━━ AVAILABLE DATA ━━
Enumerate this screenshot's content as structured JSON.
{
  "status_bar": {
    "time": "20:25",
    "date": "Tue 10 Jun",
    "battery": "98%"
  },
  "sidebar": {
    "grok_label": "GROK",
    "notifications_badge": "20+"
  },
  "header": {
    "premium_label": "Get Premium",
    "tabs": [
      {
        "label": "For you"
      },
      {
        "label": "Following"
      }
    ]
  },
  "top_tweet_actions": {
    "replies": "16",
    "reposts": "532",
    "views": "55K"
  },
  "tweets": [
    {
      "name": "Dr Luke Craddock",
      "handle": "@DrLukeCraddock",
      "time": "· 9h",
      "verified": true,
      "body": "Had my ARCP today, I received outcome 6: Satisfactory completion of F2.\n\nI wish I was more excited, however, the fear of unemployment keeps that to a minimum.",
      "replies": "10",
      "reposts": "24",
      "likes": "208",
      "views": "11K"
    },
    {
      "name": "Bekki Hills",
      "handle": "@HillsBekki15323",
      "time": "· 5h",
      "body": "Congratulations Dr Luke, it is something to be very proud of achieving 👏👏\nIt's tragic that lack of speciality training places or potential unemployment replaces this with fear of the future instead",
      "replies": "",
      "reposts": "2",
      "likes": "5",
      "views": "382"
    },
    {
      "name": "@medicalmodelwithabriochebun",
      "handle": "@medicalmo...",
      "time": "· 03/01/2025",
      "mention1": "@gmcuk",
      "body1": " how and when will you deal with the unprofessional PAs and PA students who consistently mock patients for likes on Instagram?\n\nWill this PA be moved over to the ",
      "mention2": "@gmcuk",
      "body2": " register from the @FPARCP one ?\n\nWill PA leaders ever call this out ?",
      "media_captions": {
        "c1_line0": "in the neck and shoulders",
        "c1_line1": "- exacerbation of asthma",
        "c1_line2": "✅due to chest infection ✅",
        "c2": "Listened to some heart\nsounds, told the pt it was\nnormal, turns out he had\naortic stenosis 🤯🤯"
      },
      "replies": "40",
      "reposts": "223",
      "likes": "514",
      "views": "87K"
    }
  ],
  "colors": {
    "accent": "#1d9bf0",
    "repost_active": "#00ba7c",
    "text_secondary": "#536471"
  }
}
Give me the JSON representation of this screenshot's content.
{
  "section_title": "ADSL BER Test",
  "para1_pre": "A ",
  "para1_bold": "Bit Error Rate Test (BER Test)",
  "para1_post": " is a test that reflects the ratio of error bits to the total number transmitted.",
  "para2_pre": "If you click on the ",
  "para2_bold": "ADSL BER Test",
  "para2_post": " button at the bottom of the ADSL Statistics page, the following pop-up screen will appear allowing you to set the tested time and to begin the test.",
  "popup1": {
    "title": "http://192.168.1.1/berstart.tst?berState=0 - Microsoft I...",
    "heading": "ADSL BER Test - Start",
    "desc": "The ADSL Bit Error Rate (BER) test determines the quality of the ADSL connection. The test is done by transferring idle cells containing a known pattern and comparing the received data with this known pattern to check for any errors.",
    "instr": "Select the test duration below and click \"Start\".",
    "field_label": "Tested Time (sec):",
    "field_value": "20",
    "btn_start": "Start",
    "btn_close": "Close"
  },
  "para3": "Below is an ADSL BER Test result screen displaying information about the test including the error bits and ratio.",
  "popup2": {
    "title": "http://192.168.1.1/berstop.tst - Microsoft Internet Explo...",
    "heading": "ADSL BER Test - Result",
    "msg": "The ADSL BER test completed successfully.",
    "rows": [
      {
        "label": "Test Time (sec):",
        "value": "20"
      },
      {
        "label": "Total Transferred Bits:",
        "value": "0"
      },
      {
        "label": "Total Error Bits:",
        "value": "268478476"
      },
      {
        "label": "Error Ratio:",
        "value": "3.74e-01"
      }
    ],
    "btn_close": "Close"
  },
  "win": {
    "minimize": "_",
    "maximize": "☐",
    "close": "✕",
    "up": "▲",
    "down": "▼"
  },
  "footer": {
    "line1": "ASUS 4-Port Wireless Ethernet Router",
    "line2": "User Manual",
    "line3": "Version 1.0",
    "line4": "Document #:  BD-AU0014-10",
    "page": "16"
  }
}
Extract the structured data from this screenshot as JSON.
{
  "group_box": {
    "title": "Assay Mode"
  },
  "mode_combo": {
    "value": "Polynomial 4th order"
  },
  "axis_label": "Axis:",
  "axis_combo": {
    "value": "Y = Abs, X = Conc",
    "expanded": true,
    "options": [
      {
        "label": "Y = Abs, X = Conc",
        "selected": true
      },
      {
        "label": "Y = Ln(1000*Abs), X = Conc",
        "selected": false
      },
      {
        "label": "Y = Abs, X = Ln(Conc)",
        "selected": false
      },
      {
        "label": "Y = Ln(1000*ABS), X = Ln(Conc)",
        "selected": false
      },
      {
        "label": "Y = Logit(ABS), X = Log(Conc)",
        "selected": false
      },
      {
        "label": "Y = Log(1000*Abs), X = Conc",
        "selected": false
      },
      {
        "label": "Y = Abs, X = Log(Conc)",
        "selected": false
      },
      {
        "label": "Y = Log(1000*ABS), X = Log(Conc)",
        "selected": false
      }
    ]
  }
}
━━━
## WHAT YOU ARE ASKED TO DO:
Repeat each entry above exactly as it appears.

## FINISHED TASK:
Enumerate this screenshot's content as structured JSON.
{
  "status_bar": {
    "time": "20:25",
    "date": "Tue 10 Jun",
    "battery": "98%"
  },
  "sidebar": {
    "grok_label": "GROK",
    "notifications_badge": "20+"
  },
  "header": {
    "premium_label": "Get Premium",
    "tabs": [
      {
        "label": "For you"
      },
      {
        "label": "Following"
      }
    ]
  },
  "top_tweet_actions": {
    "replies": "16",
    "reposts": "532",
    "views": "55K"
  },
  "tweets": [
    {
      "name": "Dr Luke Craddock",
      "handle": "@DrLukeCraddock",
      "time": "· 9h",
      "verified": true,
      "body": "Had my ARCP today, I received outcome 6: Satisfactory completion of F2.\n\nI wish I was more excited, however, the fear of unemployment keeps that to a minimum.",
      "replies": "10",
      "reposts": "24",
      "likes": "208",
      "views": "11K"
    },
    {
      "name": "Bekki Hills",
      "handle": "@HillsBekki15323",
      "time": "· 5h",
      "body": "Congratulations Dr Luke, it is something to be very proud of achieving 👏👏\nIt's tragic that lack of speciality training places or potential unemployment replaces this with fear of the future instead",
      "replies": "",
      "reposts": "2",
      "likes": "5",
      "views": "382"
    },
    {
      "name": "@medicalmodelwithabriochebun",
      "handle": "@medicalmo...",
      "time": "· 03/01/2025",
      "mention1": "@gmcuk",
      "body1": " how and when will you deal with the unprofessional PAs and PA students who consistently mock patients for likes on Instagram?\n\nWill this PA be moved over to the ",
      "mention2": "@gmcuk",
      "body2": " register from the @FPARCP one ?\n\nWill PA leaders ever call this out ?",
      "media_captions": {
        "c1_line0": "in the neck and shoulders",
        "c1_line1": "- exacerbation of asthma",
        "c1_line2": "✅due to chest infection ✅",
        "c2": "Listened to some heart\nsounds, told the pt it was\nnormal, turns out he had\naortic stenosis 🤯🤯"
      },
      "replies": "40",
      "reposts": "223",
      "likes": "514",
      "views": "87K"
    }
  ],
  "colors": {
    "accent": "#1d9bf0",
    "repost_active": "#00ba7c",
    "text_secondary": "#536471"
  }
}
Give me the JSON representation of this screenshot's content.
{
  "section_title": "ADSL BER Test",
  "para1_pre": "A ",
  "para1_bold": "Bit Error Rate Test (BER Test)",
  "para1_post": " is a test that reflects the ratio of error bits to the total number transmitted.",
  "para2_pre": "If you click on the ",
  "para2_bold": "ADSL BER Test",
  "para2_post": " button at the bottom of the ADSL Statistics page, the following pop-up screen will appear allowing you to set the tested time and to begin the test.",
  "popup1": {
    "title": "http://192.168.1.1/berstart.tst?berState=0 - Microsoft I...",
    "heading": "ADSL BER Test - Start",
    "desc": "The ADSL Bit Error Rate (BER) test determines the quality of the ADSL connection. The test is done by transferring idle cells containing a known pattern and comparing the received data with this known pattern to check for any errors.",
    "instr": "Select the test duration below and click \"Start\".",
    "field_label": "Tested Time (sec):",
    "field_value": "20",
    "btn_start": "Start",
    "btn_close": "Close"
  },
  "para3": "Below is an ADSL BER Test result screen displaying information about the test including the error bits and ratio.",
  "popup2": {
    "title": "http://192.168.1.1/berstop.tst - Microsoft Internet Explo...",
    "heading": "ADSL BER Test - Result",
    "msg": "The ADSL BER test completed successfully.",
    "rows": [
      {
        "label": "Test Time (sec):",
        "value": "20"
      },
      {
        "label": "Total Transferred Bits:",
        "value": "0"
      },
      {
        "label": "Total Error Bits:",
        "value": "268478476"
      },
      {
        "label": "Error Ratio:",
        "value": "3.74e-01"
      }
    ],
    "btn_close": "Close"
  },
  "win": {
    "minimize": "_",
    "maximize": "☐",
    "close": "✕",
    "up": "▲",
    "down": "▼"
  },
  "footer": {
    "line1": "ASUS 4-Port Wireless Ethernet Router",
    "line2": "User Manual",
    "line3": "Version 1.0",
    "line4": "Document #:  BD-AU0014-10",
    "page": "16"
  }
}
Extract the structured data from this screenshot as JSON.
{
  "group_box": {
    "title": "Assay Mode"
  },
  "mode_combo": {
    "value": "Polynomial 4th order"
  },
  "axis_label": "Axis:",
  "axis_combo": {
    "value": "Y = Abs, X = Conc",
    "expanded": true,
    "options": [
      {
        "label": "Y = Abs, X = Conc",
        "selected": true
      },
      {
        "label": "Y = Ln(1000*Abs), X = Conc",
        "selected": false
      },
      {
        "label": "Y = Abs, X = Ln(Conc)",
        "selected": false
      },
      {
        "label": "Y = Ln(1000*ABS), X = Ln(Conc)",
        "selected": false
      },
      {
        "label": "Y = Logit(ABS), X = Log(Conc)",
        "selected": false
      },
      {
        "label": "Y = Log(1000*Abs), X = Conc",
        "selected": false
      },
      {
        "label": "Y = Abs, X = Log(Conc)",
        "selected": false
      },
      {
        "label": "Y = Log(1000*ABS), X = Log(Conc)",
        "selected": false
      }
    ]
  }
}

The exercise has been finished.